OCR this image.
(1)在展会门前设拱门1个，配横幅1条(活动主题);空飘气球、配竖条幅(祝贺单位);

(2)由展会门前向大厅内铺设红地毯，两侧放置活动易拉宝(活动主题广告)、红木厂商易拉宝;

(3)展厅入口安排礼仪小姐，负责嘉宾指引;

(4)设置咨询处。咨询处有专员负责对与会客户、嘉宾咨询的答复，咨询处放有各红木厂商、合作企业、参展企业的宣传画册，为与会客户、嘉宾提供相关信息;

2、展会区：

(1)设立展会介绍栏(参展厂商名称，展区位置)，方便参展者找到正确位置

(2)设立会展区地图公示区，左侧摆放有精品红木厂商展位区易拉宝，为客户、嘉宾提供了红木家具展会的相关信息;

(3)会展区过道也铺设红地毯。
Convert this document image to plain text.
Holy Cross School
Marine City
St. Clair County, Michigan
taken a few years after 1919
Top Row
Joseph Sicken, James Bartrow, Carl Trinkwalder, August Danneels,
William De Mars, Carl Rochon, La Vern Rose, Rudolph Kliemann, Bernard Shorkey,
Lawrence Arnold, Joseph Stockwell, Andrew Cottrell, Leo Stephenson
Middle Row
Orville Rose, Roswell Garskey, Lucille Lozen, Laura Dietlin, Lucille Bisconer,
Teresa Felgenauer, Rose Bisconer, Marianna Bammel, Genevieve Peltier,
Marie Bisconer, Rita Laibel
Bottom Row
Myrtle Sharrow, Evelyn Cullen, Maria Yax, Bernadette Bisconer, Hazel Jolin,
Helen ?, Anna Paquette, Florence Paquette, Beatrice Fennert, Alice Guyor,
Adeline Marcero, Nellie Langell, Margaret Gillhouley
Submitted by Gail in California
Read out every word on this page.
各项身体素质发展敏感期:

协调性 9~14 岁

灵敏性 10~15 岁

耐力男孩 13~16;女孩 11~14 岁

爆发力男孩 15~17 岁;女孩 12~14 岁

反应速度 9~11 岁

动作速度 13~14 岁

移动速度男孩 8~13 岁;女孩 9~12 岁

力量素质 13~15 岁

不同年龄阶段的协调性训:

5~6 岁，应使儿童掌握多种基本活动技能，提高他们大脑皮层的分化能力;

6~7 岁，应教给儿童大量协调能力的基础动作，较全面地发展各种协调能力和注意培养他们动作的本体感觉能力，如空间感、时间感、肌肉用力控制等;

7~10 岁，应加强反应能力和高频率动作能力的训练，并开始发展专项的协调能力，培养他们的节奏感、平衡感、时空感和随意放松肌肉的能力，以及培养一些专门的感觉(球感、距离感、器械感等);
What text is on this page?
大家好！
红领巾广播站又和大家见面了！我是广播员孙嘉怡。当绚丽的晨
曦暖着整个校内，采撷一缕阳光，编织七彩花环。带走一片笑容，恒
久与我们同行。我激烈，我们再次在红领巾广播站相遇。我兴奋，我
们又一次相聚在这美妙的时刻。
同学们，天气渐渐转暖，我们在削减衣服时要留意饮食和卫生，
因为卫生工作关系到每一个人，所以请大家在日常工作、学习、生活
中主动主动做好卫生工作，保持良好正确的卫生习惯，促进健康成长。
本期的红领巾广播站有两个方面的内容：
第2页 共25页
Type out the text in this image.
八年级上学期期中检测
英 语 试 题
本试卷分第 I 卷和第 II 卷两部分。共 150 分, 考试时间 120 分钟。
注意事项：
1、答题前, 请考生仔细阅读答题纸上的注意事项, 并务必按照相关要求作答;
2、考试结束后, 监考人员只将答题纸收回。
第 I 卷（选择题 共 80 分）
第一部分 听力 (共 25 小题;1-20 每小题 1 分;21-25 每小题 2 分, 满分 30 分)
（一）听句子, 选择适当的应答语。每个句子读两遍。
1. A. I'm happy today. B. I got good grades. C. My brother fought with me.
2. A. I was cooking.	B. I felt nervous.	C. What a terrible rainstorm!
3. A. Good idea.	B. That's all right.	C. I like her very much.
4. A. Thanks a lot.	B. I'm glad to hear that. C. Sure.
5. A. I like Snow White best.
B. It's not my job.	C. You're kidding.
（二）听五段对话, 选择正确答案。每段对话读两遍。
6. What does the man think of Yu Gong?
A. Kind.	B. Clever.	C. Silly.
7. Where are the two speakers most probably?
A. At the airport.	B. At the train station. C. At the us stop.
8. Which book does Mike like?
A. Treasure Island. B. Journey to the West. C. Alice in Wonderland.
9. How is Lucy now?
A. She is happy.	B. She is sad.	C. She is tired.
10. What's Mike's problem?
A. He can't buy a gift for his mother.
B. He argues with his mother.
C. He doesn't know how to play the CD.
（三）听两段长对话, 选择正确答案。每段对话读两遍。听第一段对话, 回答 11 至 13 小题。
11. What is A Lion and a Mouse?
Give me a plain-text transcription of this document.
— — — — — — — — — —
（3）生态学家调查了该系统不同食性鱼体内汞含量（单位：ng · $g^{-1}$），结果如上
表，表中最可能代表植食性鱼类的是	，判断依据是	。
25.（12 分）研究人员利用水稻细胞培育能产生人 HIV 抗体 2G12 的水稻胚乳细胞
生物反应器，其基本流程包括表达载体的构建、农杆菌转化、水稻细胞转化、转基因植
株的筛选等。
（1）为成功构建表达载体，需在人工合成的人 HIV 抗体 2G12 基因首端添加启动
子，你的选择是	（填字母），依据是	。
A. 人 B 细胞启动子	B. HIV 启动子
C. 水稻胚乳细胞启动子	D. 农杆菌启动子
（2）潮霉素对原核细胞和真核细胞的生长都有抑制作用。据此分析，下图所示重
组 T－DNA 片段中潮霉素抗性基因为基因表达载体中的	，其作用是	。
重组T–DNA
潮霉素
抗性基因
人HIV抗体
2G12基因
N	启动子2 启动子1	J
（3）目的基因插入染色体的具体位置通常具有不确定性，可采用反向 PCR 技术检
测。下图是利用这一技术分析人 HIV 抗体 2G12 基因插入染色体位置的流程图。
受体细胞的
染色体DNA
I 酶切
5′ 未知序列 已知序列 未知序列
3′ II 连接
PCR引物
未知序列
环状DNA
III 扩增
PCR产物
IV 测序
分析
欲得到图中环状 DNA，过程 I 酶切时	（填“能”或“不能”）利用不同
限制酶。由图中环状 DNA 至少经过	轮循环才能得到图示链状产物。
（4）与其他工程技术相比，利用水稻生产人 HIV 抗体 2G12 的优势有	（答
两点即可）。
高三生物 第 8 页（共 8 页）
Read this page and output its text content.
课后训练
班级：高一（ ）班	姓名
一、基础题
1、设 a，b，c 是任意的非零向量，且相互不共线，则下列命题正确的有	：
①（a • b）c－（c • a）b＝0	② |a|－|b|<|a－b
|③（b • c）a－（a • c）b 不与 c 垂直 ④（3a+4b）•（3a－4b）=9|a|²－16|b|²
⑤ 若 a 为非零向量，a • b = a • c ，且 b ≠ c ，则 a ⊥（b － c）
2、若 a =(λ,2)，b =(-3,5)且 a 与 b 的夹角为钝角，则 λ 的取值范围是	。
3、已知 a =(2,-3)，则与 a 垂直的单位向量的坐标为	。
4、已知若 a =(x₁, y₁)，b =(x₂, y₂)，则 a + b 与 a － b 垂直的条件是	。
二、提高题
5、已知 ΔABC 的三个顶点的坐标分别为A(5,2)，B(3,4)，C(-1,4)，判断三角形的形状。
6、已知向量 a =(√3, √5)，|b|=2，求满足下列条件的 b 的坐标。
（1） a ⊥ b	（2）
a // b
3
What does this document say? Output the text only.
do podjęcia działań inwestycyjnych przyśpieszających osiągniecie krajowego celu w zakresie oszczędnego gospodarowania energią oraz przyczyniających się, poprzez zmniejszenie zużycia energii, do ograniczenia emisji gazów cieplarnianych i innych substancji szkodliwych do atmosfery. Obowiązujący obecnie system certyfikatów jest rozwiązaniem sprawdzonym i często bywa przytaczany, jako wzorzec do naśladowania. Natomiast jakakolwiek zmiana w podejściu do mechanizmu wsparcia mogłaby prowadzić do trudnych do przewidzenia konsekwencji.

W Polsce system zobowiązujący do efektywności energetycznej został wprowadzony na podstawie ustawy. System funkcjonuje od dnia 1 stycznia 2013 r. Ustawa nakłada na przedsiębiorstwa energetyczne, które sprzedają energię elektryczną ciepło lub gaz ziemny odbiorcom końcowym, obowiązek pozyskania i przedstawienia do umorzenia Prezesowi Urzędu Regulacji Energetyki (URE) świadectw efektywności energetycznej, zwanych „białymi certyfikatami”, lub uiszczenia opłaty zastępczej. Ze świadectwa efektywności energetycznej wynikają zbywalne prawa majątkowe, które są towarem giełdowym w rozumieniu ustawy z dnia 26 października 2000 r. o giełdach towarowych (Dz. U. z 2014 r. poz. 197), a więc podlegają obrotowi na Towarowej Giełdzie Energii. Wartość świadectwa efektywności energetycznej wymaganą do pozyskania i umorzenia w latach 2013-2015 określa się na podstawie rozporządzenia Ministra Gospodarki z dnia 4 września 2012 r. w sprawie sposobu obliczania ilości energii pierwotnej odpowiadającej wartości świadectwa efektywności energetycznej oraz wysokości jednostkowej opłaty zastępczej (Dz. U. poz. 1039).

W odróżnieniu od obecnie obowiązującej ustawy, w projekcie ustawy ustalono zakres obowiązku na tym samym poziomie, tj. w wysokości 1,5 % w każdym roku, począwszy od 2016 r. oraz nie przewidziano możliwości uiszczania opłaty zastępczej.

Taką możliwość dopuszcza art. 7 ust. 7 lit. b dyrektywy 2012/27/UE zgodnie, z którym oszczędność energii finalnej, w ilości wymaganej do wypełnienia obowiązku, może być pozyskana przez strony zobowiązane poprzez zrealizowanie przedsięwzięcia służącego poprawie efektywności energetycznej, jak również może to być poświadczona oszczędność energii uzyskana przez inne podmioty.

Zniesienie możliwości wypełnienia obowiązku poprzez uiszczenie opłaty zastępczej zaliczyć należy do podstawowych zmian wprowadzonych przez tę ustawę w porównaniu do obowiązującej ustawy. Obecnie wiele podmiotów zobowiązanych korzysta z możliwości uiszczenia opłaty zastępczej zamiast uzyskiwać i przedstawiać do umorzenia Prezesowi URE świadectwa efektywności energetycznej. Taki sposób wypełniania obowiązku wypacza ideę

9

━━━

## EXERCISE GOAL
Scan the listing above and copy all lines containing the word "Joseph".

## RESPONSE TO THIS EXERCISE
Joseph Sicken, James Bartrow, Carl Trinkwalder, August Danneels,
Lawrence Arnold, Joseph Stockwell, Andrew Cottrell, Leo Stephenson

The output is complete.